Short task
Using the material below, copy every line where "xlabel" appears.

Task inputs

═══

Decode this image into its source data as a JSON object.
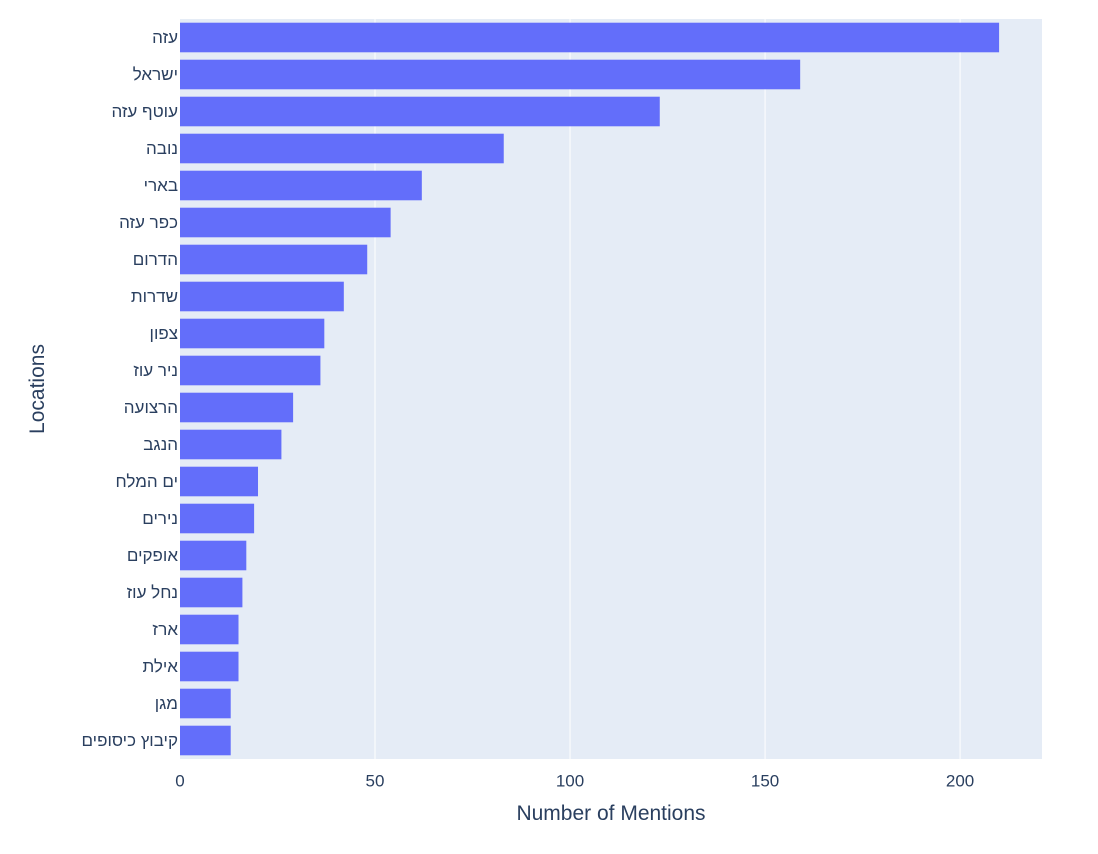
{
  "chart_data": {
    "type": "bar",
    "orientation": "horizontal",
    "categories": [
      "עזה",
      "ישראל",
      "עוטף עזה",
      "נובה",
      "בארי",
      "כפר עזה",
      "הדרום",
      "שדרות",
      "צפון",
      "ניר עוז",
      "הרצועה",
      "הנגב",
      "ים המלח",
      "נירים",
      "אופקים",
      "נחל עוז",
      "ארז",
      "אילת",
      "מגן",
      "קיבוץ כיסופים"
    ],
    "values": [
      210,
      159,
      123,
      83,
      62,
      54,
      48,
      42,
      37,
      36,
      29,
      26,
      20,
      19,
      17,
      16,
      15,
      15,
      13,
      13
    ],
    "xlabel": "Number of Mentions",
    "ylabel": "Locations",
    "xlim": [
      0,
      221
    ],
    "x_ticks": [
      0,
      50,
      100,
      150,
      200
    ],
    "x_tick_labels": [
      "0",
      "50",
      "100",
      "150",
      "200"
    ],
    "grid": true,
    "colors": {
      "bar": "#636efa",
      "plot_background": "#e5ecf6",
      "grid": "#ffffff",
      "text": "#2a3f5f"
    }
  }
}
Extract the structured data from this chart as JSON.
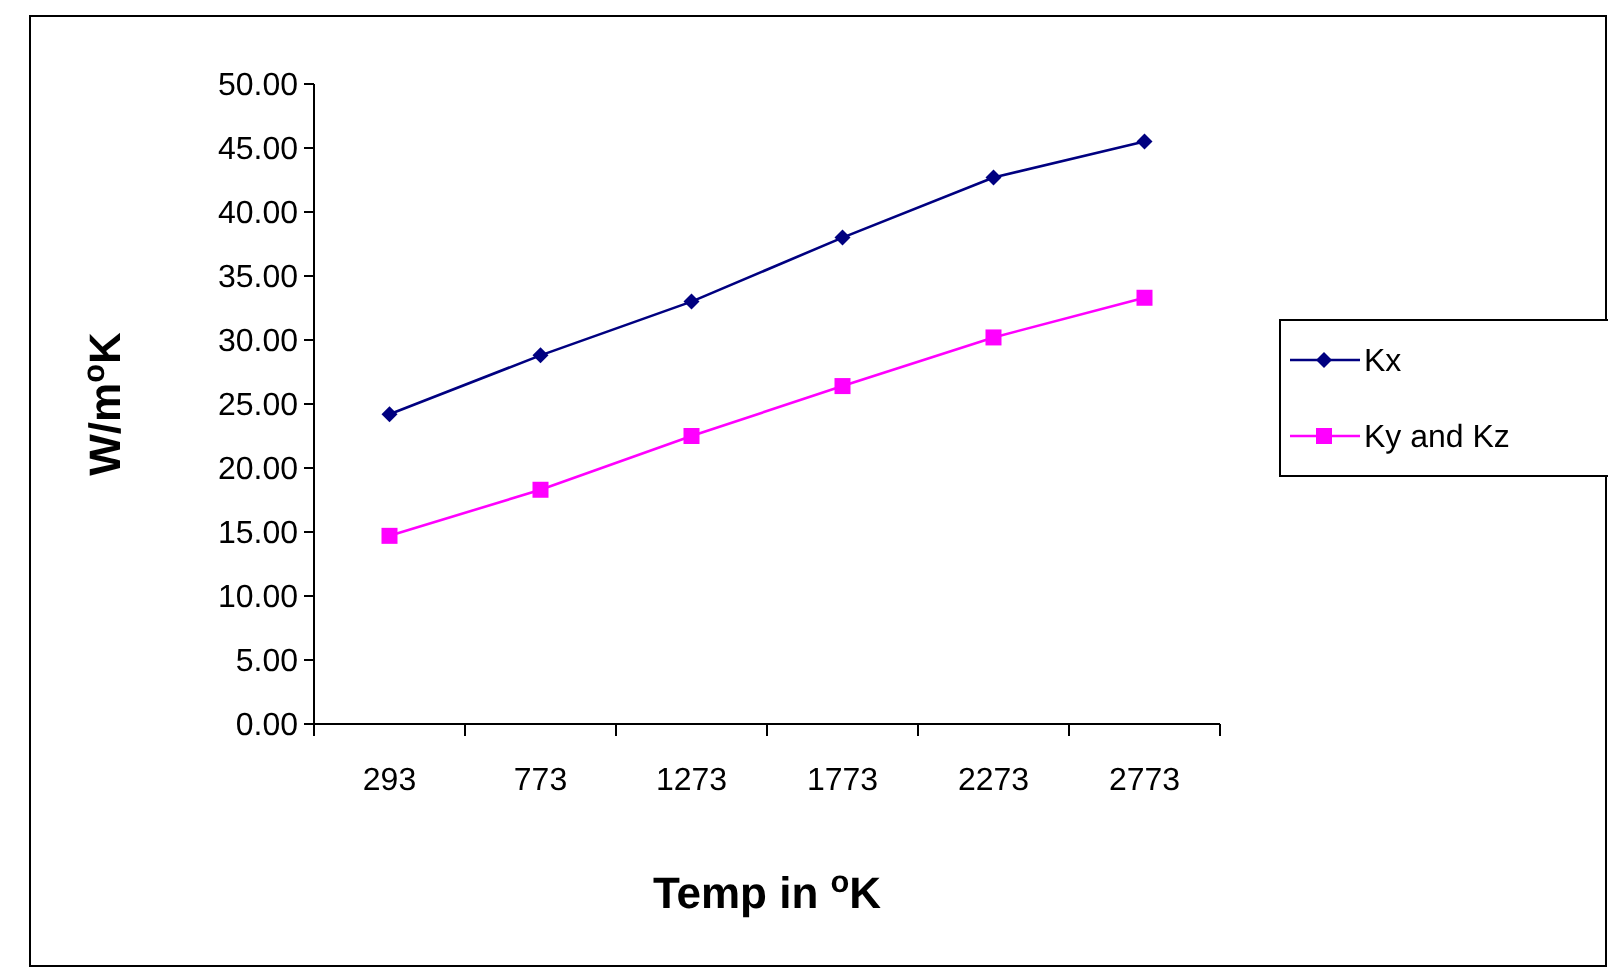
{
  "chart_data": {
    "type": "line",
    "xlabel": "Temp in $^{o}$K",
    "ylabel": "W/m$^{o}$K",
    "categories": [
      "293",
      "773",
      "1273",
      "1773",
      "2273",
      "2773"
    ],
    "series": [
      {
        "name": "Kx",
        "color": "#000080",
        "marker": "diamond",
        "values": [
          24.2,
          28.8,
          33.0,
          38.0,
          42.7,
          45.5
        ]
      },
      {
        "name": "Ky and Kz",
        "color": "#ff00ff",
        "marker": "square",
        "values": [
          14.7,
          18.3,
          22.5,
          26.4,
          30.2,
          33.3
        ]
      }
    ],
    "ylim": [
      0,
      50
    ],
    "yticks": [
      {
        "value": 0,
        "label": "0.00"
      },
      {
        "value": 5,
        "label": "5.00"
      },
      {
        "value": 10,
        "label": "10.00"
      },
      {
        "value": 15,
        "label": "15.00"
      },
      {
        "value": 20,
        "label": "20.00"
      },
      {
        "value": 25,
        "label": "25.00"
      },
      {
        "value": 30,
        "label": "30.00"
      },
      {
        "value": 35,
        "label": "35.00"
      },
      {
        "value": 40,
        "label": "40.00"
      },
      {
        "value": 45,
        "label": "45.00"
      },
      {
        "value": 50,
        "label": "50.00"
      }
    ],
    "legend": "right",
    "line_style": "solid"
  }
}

═══

Output of the exercise
    "xlabel": "Number of Mentions",
    "xlabel": "Temp in $^{o}$K",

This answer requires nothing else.